Nasehat-nasehat Dari Para Guru
Pada suatu kesempatan Geshe Drom ditanya, "Mana yang
lebih penting, menolong makhluk lain sesuai ajaran,
atau melatih diri di tempat terpencil?"
Guru menjawab, "Siswa yang belum memiliki realisasi
kesadaran, tidak dapat menolong makhluk lain dengan
ajaran. Berkah mereka seperti tertuang dari bejana
yang tak berisi, tak ada yang tertuang ke luat.
Nasehat mereka seperti bir yang belum diragi, tidak
ada sarinya."
"Orang yang kelakuannya terpuji, tetapi belum mencapai
kebijaksanaan tak akan dapat berbuat demi kebaikan
makhluk lain. Berkah mereka seperti dituang dari
bejana yang penuh setelah mengisi bejana yang lain, ia
sendiri jadi kosong. Nasehat mereka seperti lampu
minyak yang dipegang di tangan; menerangi yang lain,
tetapi yang memegang sendiri diliputi kegelapan."
"Tetapi, ketika mereka mencapai tingkat yang luhur,
apa pun yang mereka lakukan dengan sendirinya akan
membawa kebaikan bagi makhluk yang lain. Berkah mereka
bagaikan bejana ajaib, walaupun telah memenuhi yang
lain ia sendiri tidak menjadi kosong. Nasehatnya
seperti lampu minyak yang berkaki menerangi yang lain
dan yang memegangnya juga."
"Saat ini, di dalam Kaliyuga bukanlah saatnya menolong
makhluk lain, sehingga mereka sendiri mampu
menumbuhkan cinta, belas kasih, dan aspirasi untuk
mencapai penerangan di tempat terpencil. Sekarang
adalah saatnya untuk menguasai ikatan nafsu. Saat ini
bukanlah waktunya menotong pohon pengobat ajaib.

• _Data Terkumpul_
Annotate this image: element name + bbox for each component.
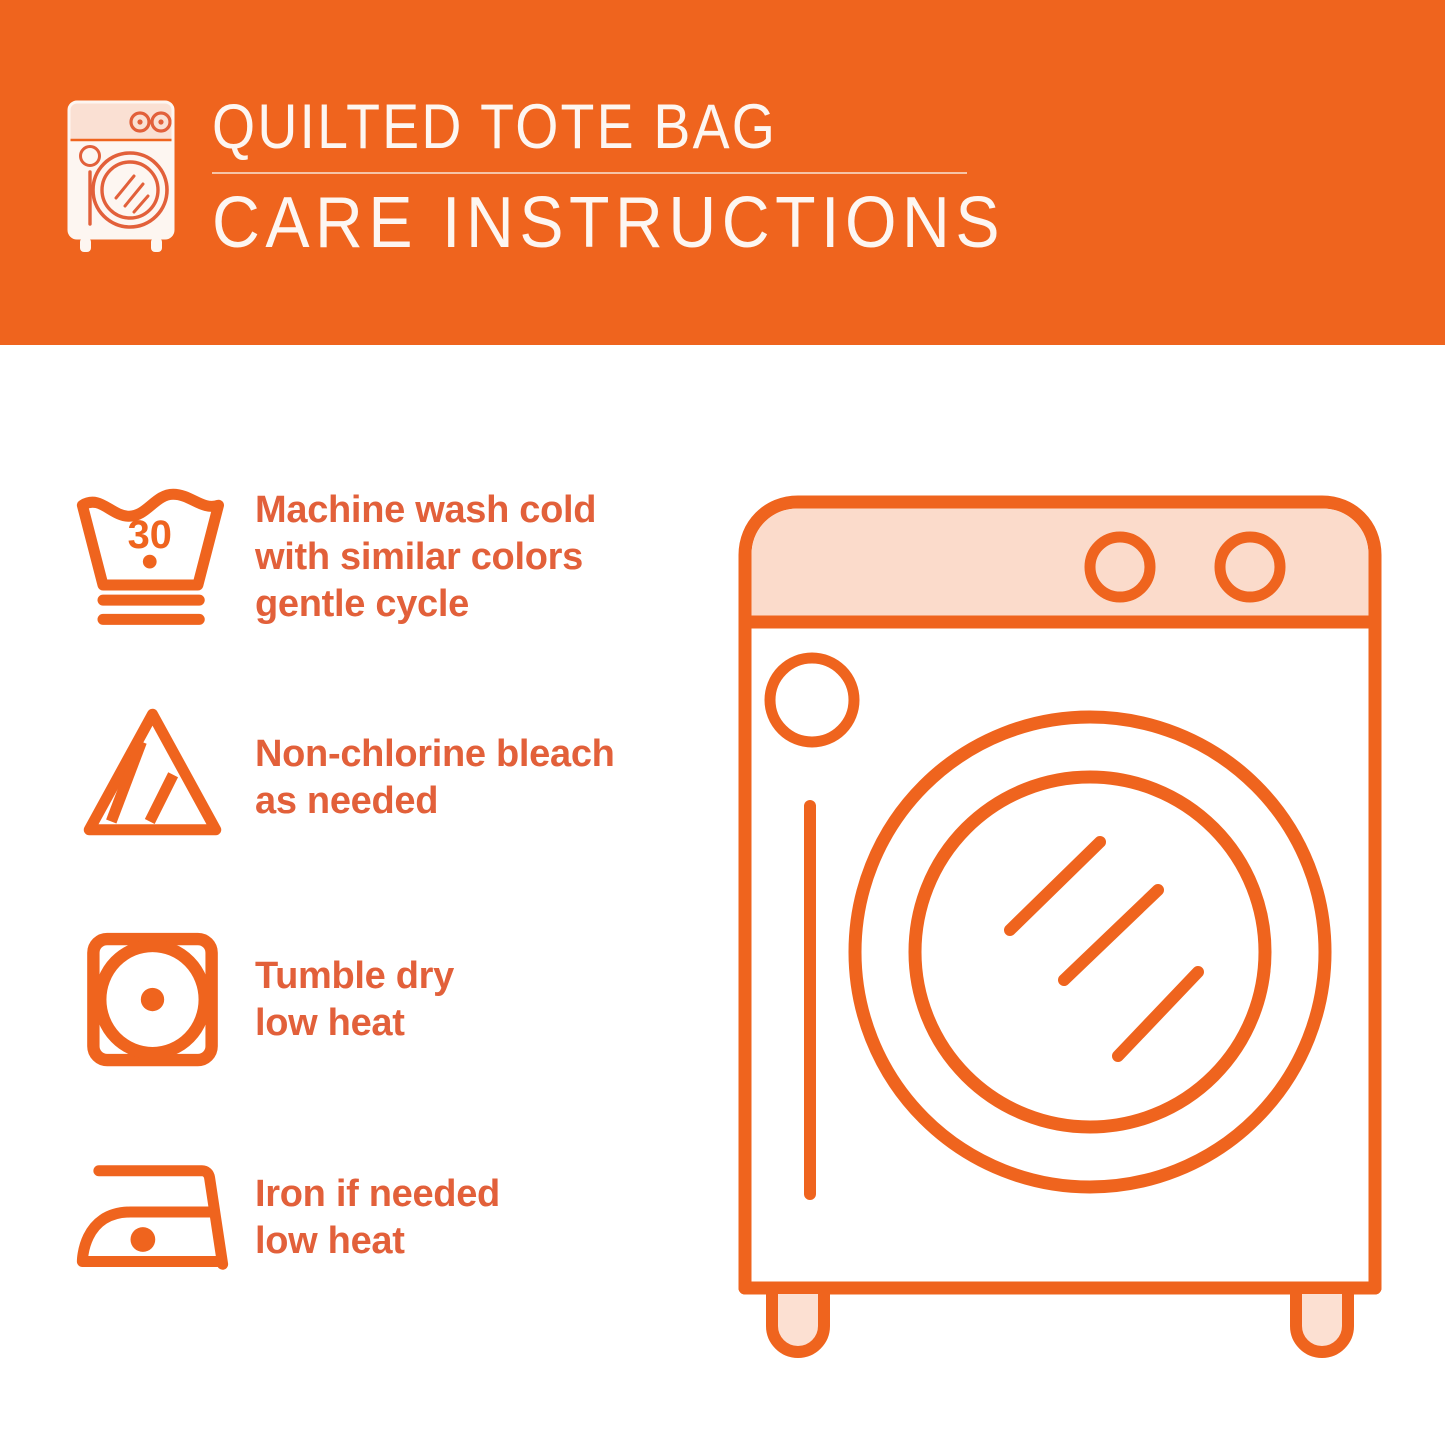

• _Ketentuan Tugas_
Ulangi kata demi kata bagian kutipan tentang nasehat para guru, mulai dari "Nasehat-nasehat Dari Para" sampai dengan "tertuang ke luat.".

• _Jawaban_
Nasehat-nasehat Dari Para Guru
Pada suatu kesempatan Geshe Drom ditanya, "Mana yang
lebih penting, menolong makhluk lain sesuai ajaran,
atau melatih diri di tempat terpencil?"
Guru menjawab, "Siswa yang belum memiliki realisasi
kesadaran, tidak dapat menolong makhluk lain dengan
ajaran. Berkah mereka seperti tertuang dari bejana
yang tak berisi, tak ada yang tertuang ke luat.